> _Stated task a_:
Present the stretch of the records from the line containing "Patent image size: (1105, 1071)." through the line containing "The engine control system 115 is" as a numbered list, leaving out blank lines.

-- BEGIN Document --

Fearless Steps: Taking the Next Step towards Advanced Speech Technology for Naturalistic Audio

John H. L. Hansen – john.hansen@utdallas.edu
Aditya Joglekar – aditya.joglekar@utdallas.edu
Meena Chandra Shekar – meena.chandrashekar@utdallas.edu
Abhijeet Sangwan – abhijeet.sangwan@utdallas.edu
CRSS: Center for Robust Speech Systems;
University of Texas at Dallas (UTDallas),
Richardson, TX – 75080, USA

Popular version of paper 3pSC10 “Fearless Steps: Taking the Next Step towards Advanced Speech Technology for Naturalistic Audio”
To be Presented between, Dec 2-6, 2019,
178th ASA Meeting, San Diego

J.H.L. Hansen, A. Joglekar, A. Sangwan, L. Kaushik, C. Yu, M.M.C. Shekhar, “Fearless Steps: Taking the Next Step towards Advanced Speech Technology for Naturalistic Audio,” 178th Acoustical Society of America, Session: 3pSC12, (Wed., 1:00pm-4:00pm; Dec. 4, 2019), San Diego, CA, Dec. 2-6, 2019.

NASA’s Apollo program represents one of the greatest achievements of humankind in the 20th century. During a span of 4 years (from 1968 to 1972), nine lunar missions were launched with 12 astronauts who walked on the surface of the moon. To monitor and assess this massive team challenge, all communications between NASA personnel and astronauts were recorded on 30-track 1-inch analog audio tapes. NASA recorded this in order to be able to review and determine best practices to improve success in subsequent Apollo missions. This analog audio collection essentially was set aside when the Apollo program was completed with Apollo-17, and all tapes stored in NASA’s tape archive. Clearly there are opportunities for research on this audio for both technology and historical purposes. The entire Apollo mission consists of well over ~150,000 hours. Through the Fearless Steps initiative, CRSS-UTDallas digitized 19,000 hours of audio data from Apollo missions: A-1, A-11 and A-13. The focus of this current effort is to contribute to the development of Spoken Language Technology based algorithms to analyze and understand various aspects of conversational speech. To achieve this goal, a new 30-track analog audio decoder was designed using NASA Soundscriber.

Figure 1: (left): The SoundScriber device used to decode 30 track analog tapes, and (right): The UTD-CRSS designed read-head decoder retrofitted to the SoundScriber [5]

To develop efficient speech technologies towards analyzing conversations and interactions, multiple sources of data such as interviews, flight journals, debriefs, and other text sources along with videos were used [8, 12, 13]. This initial research direction allowed CRSS-UTDallas to develop document linking and web application called ‘Explore Apollo’ wherein a user can access certain moments/stories in the Apollo-11 mission. Tools such as the exploreapollo.org enable us to display our findings in an interactive manner [10, 14]. A case in point is to illustrate team communication dynamics via a chord diagram. This diagram (Figure 2 (right)) illustrates the amount of conversation each astronaut has with each other during the mission, and the communication interactions with the capsule communicator (only personnel directly communicating with the astronauts). Analyses such as these provide an interesting insight into the interaction dynamics for astronauts in deep space.

-- END Document --

> _Stated task b_:
Output the stretch of the Fearless Steps article from "Popular version of" through "Dec. 2-6, 2019." word for word.

-- BEGIN The data --

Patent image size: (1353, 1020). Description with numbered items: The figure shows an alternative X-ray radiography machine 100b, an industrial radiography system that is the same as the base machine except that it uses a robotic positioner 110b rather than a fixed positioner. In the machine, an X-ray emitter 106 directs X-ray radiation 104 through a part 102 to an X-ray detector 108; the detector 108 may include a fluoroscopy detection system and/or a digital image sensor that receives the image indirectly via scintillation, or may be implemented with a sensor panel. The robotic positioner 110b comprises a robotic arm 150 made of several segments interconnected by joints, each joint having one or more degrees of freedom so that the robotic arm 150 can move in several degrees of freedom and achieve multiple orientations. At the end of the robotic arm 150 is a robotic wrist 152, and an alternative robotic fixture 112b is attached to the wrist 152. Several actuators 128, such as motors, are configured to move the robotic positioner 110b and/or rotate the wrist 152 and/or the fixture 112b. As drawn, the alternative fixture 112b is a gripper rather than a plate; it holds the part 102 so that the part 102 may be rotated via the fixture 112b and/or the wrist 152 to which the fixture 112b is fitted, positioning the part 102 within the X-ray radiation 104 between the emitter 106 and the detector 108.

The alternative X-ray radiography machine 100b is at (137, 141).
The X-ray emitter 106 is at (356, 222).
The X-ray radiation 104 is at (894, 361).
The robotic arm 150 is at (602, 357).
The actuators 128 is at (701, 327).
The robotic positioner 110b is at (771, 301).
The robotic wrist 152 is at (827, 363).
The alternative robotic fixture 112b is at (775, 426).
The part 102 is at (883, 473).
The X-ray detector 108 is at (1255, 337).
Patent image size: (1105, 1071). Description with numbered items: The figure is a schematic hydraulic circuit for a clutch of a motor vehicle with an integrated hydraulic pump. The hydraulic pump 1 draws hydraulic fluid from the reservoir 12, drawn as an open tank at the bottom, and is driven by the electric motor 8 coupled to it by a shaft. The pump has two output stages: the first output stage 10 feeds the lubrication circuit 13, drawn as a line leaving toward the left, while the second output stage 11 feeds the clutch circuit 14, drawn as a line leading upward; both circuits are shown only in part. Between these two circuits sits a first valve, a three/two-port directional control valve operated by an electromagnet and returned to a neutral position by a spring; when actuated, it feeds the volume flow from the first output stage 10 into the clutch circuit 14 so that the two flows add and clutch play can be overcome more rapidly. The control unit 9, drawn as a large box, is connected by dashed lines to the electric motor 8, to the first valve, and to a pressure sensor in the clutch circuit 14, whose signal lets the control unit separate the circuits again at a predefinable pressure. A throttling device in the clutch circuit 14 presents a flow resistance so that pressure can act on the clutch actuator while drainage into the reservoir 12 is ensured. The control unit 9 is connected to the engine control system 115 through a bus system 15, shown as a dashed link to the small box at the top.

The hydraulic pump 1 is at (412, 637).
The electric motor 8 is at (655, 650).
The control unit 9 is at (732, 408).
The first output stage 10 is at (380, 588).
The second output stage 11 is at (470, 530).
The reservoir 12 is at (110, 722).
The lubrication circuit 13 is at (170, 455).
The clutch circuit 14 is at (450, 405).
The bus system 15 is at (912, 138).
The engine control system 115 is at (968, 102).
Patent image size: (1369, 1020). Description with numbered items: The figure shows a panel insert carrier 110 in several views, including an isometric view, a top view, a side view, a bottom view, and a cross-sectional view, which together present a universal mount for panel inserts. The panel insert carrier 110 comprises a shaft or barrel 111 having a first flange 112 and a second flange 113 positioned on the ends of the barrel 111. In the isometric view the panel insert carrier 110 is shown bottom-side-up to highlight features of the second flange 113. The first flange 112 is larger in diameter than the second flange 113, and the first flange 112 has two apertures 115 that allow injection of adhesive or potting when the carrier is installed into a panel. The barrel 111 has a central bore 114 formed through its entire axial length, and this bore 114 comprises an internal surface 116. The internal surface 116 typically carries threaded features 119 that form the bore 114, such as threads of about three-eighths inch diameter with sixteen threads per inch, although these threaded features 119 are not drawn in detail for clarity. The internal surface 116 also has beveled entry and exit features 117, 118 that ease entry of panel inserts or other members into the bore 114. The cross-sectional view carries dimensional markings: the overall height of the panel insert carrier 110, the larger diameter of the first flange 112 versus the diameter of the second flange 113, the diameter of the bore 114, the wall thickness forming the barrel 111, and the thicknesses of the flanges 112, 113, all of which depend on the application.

-- END The data --

> _Written reply a_:
1. Patent image size: (1105, 1071). Description with numbered items: The figure is a schematic hydraulic circuit for a clutch of a motor vehicle with an integrated hydraulic pump. The hydraulic pump 1 draws hydraulic fluid from the reservoir 12, drawn as an open tank at the bottom, and is driven by the electric motor 8 coupled to it by a shaft. The pump has two output stages: the first output stage 10 feeds the lubrication circuit 13, drawn as a line leaving toward the left, while the second output stage 11 feeds the clutch circuit 14, drawn as a line leading upward; both circuits are shown only in part. Between these two circuits sits a first valve, a three/two-port directional control valve operated by an electromagnet and returned to a neutral position by a spring; when actuated, it feeds the volume flow from the first output stage 10 into the clutch circuit 14 so that the two flows add and clutch play can be overcome more rapidly. The control unit 9, drawn as a large box, is connected by dashed lines to the electric motor 8, to the first valve, and to a pressure sensor in the clutch circuit 14, whose signal lets the control unit separate the circuits again at a predefinable pressure. A throttling device in the clutch circuit 14 presents a flow resistance so that pressure can act on the clutch actuator while drainage into the reservoir 12 is ensured. The control unit 9 is connected to the engine control system 115 through a bus system 15, shown as a dashed link to the small box at the top.
2. The hydraulic pump 1 is at (412, 637).
3. The electric motor 8 is at (655, 650).
4. The control unit 9 is at (732, 408).
5. The first output stage 10 is at (380, 588).
6. The second output stage 11 is at (470, 530).
7. The reservoir 12 is at (110, 722).
8. The lubrication circuit 13 is at (170, 455).
9. The clutch circuit 14 is at (450, 405).
10. The bus system 15 is at (912, 138).
11. The engine control system 115 is at (968, 102).

> _Written reply b_:
Popular version of paper 3pSC10 “Fearless Steps: Taking the Next Step towards Advanced Speech Technology for Naturalistic Audio”
To be Presented between, Dec 2-6, 2019,
178th ASA Meeting, San Diego

J.H.L. Hansen, A. Joglekar, A. Sangwan, L. Kaushik, C. Yu, M.M.C. Shekhar, “Fearless Steps: Taking the Next Step towards Advanced Speech Technology for Naturalistic Audio,” 178th Acoustical Society of America, Session: 3pSC12, (Wed., 1:00pm-4:00pm; Dec. 4, 2019), San Diego, CA, Dec. 2-6, 2019.